THE EXERCISE: Send back the entries below exactly as they appear.

— BEGIN DATA SECTION —

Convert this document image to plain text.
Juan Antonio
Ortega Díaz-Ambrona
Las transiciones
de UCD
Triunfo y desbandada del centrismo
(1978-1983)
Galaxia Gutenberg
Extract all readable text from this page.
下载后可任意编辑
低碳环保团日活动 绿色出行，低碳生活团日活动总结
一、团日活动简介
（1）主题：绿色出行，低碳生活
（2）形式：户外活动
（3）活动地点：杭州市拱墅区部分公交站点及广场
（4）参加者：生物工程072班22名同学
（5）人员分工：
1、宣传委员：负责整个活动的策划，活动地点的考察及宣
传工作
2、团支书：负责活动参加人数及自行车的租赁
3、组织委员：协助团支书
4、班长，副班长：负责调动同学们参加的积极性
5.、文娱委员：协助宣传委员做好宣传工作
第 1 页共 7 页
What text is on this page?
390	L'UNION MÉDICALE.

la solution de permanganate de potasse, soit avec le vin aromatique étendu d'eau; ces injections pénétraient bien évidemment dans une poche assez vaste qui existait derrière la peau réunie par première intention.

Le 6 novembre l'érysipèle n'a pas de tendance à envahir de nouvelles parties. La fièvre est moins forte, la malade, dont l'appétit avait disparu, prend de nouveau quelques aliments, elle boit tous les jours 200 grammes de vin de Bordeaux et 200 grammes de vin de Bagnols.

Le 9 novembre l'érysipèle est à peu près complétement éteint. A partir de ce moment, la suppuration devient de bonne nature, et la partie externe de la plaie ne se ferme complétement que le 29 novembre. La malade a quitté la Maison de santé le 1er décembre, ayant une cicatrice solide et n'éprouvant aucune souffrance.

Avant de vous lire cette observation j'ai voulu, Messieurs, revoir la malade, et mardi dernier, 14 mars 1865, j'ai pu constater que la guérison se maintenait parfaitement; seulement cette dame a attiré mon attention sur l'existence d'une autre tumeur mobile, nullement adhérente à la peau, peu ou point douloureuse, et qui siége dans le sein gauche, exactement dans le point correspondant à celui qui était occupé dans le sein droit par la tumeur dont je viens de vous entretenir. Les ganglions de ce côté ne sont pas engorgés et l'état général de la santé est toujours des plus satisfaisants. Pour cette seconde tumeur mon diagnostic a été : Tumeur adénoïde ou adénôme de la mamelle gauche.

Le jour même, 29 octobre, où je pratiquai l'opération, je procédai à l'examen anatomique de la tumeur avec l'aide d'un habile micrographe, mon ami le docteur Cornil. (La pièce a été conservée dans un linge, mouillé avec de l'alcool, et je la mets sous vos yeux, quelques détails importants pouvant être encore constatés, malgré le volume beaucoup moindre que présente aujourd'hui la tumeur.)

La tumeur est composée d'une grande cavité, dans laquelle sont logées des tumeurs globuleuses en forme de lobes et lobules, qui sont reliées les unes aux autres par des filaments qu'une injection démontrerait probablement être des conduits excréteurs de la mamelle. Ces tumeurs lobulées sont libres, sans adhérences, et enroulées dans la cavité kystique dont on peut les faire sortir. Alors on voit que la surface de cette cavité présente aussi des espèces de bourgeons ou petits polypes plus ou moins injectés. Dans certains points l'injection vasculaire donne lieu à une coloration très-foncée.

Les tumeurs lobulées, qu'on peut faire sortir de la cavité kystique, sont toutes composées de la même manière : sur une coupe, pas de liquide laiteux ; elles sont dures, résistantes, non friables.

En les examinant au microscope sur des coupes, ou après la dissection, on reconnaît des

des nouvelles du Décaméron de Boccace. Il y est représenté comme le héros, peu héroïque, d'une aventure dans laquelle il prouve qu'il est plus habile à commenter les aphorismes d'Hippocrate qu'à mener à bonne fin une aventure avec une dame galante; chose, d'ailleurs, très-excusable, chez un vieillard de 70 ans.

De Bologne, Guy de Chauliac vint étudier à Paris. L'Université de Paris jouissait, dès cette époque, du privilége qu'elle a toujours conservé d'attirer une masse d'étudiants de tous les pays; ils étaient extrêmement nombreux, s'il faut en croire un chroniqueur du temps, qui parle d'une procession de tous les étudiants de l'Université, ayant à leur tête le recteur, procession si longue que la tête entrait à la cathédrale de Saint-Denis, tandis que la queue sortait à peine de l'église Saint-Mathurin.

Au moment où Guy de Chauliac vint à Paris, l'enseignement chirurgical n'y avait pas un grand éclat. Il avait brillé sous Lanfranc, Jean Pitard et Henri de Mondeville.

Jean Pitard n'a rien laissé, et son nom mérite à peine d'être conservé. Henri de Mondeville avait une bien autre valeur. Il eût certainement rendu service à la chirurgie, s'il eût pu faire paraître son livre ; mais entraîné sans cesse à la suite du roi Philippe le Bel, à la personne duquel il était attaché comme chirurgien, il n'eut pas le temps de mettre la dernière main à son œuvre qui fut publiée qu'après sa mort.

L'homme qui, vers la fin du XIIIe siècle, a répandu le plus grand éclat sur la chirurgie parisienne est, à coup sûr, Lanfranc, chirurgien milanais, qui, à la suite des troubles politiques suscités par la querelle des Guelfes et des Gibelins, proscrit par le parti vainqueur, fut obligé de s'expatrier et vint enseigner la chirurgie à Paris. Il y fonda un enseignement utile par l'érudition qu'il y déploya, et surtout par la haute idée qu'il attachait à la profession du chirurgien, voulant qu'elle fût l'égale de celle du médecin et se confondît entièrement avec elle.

— END DATA SECTION —

EXERCISE ANSWER:
Convert this document image to plain text.
Juan Antonio
Ortega Díaz-Ambrona
Las transiciones
de UCD
Triunfo y desbandada del centrismo
(1978-1983)
Galaxia Gutenberg
Extract all readable text from this page.
下载后可任意编辑
低碳环保团日活动 绿色出行，低碳生活团日活动总结
一、团日活动简介
（1）主题：绿色出行，低碳生活
（2）形式：户外活动
（3）活动地点：杭州市拱墅区部分公交站点及广场
（4）参加者：生物工程072班22名同学
（5）人员分工：
1、宣传委员：负责整个活动的策划，活动地点的考察及宣
传工作
2、团支书：负责活动参加人数及自行车的租赁
3、组织委员：协助团支书
4、班长，副班长：负责调动同学们参加的积极性
5.、文娱委员：协助宣传委员做好宣传工作
第 1 页共 7 页
What text is on this page?
390	L'UNION MÉDICALE.

la solution de permanganate de potasse, soit avec le vin aromatique étendu d'eau; ces injections pénétraient bien évidemment dans une poche assez vaste qui existait derrière la peau réunie par première intention.

Le 6 novembre l'érysipèle n'a pas de tendance à envahir de nouvelles parties. La fièvre est moins forte, la malade, dont l'appétit avait disparu, prend de nouveau quelques aliments, elle boit tous les jours 200 grammes de vin de Bordeaux et 200 grammes de vin de Bagnols.

Le 9 novembre l'érysipèle est à peu près complétement éteint. A partir de ce moment, la suppuration devient de bonne nature, et la partie externe de la plaie ne se ferme complétement que le 29 novembre. La malade a quitté la Maison de santé le 1er décembre, ayant une cicatrice solide et n'éprouvant aucune souffrance.

Avant de vous lire cette observation j'ai voulu, Messieurs, revoir la malade, et mardi dernier, 14 mars 1865, j'ai pu constater que la guérison se maintenait parfaitement; seulement cette dame a attiré mon attention sur l'existence d'une autre tumeur mobile, nullement adhérente à la peau, peu ou point douloureuse, et qui siége dans le sein gauche, exactement dans le point correspondant à celui qui était occupé dans le sein droit par la tumeur dont je viens de vous entretenir. Les ganglions de ce côté ne sont pas engorgés et l'état général de la santé est toujours des plus satisfaisants. Pour cette seconde tumeur mon diagnostic a été : Tumeur adénoïde ou adénôme de la mamelle gauche.

Le jour même, 29 octobre, où je pratiquai l'opération, je procédai à l'examen anatomique de la tumeur avec l'aide d'un habile micrographe, mon ami le docteur Cornil. (La pièce a été conservée dans un linge, mouillé avec de l'alcool, et je la mets sous vos yeux, quelques détails importants pouvant être encore constatés, malgré le volume beaucoup moindre que présente aujourd'hui la tumeur.)

La tumeur est composée d'une grande cavité, dans laquelle sont logées des tumeurs globuleuses en forme de lobes et lobules, qui sont reliées les unes aux autres par des filaments qu'une injection démontrerait probablement être des conduits excréteurs de la mamelle. Ces tumeurs lobulées sont libres, sans adhérences, et enroulées dans la cavité kystique dont on peut les faire sortir. Alors on voit que la surface de cette cavité présente aussi des espèces de bourgeons ou petits polypes plus ou moins injectés. Dans certains points l'injection vasculaire donne lieu à une coloration très-foncée.

Les tumeurs lobulées, qu'on peut faire sortir de la cavité kystique, sont toutes composées de la même manière : sur une coupe, pas de liquide laiteux ; elles sont dures, résistantes, non friables.

En les examinant au microscope sur des coupes, ou après la dissection, on reconnaît des

des nouvelles du Décaméron de Boccace. Il y est représenté comme le héros, peu héroïque, d'une aventure dans laquelle il prouve qu'il est plus habile à commenter les aphorismes d'Hippocrate qu'à mener à bonne fin une aventure avec une dame galante; chose, d'ailleurs, très-excusable, chez un vieillard de 70 ans.

De Bologne, Guy de Chauliac vint étudier à Paris. L'Université de Paris jouissait, dès cette époque, du privilége qu'elle a toujours conservé d'attirer une masse d'étudiants de tous les pays; ils étaient extrêmement nombreux, s'il faut en croire un chroniqueur du temps, qui parle d'une procession de tous les étudiants de l'Université, ayant à leur tête le recteur, procession si longue que la tête entrait à la cathédrale de Saint-Denis, tandis que la queue sortait à peine de l'église Saint-Mathurin.

Au moment où Guy de Chauliac vint à Paris, l'enseignement chirurgical n'y avait pas un grand éclat. Il avait brillé sous Lanfranc, Jean Pitard et Henri de Mondeville.

Jean Pitard n'a rien laissé, et son nom mérite à peine d'être conservé. Henri de Mondeville avait une bien autre valeur. Il eût certainement rendu service à la chirurgie, s'il eût pu faire paraître son livre ; mais entraîné sans cesse à la suite du roi Philippe le Bel, à la personne duquel il était attaché comme chirurgien, il n'eut pas le temps de mettre la dernière main à son œuvre qui fut publiée qu'après sa mort.

L'homme qui, vers la fin du XIIIe siècle, a répandu le plus grand éclat sur la chirurgie parisienne est, à coup sûr, Lanfranc, chirurgien milanais, qui, à la suite des troubles politiques suscités par la querelle des Guelfes et des Gibelins, proscrit par le parti vainqueur, fut obligé de s'expatrier et vint enseigner la chirurgie à Paris. Il y fonda un enseignement utile par l'érudition qu'il y déploya, et surtout par la haute idée qu'il attachait à la profession du chirurgien, voulant qu'elle fût l'égale de celle du médecin et se confondît entièrement avec elle.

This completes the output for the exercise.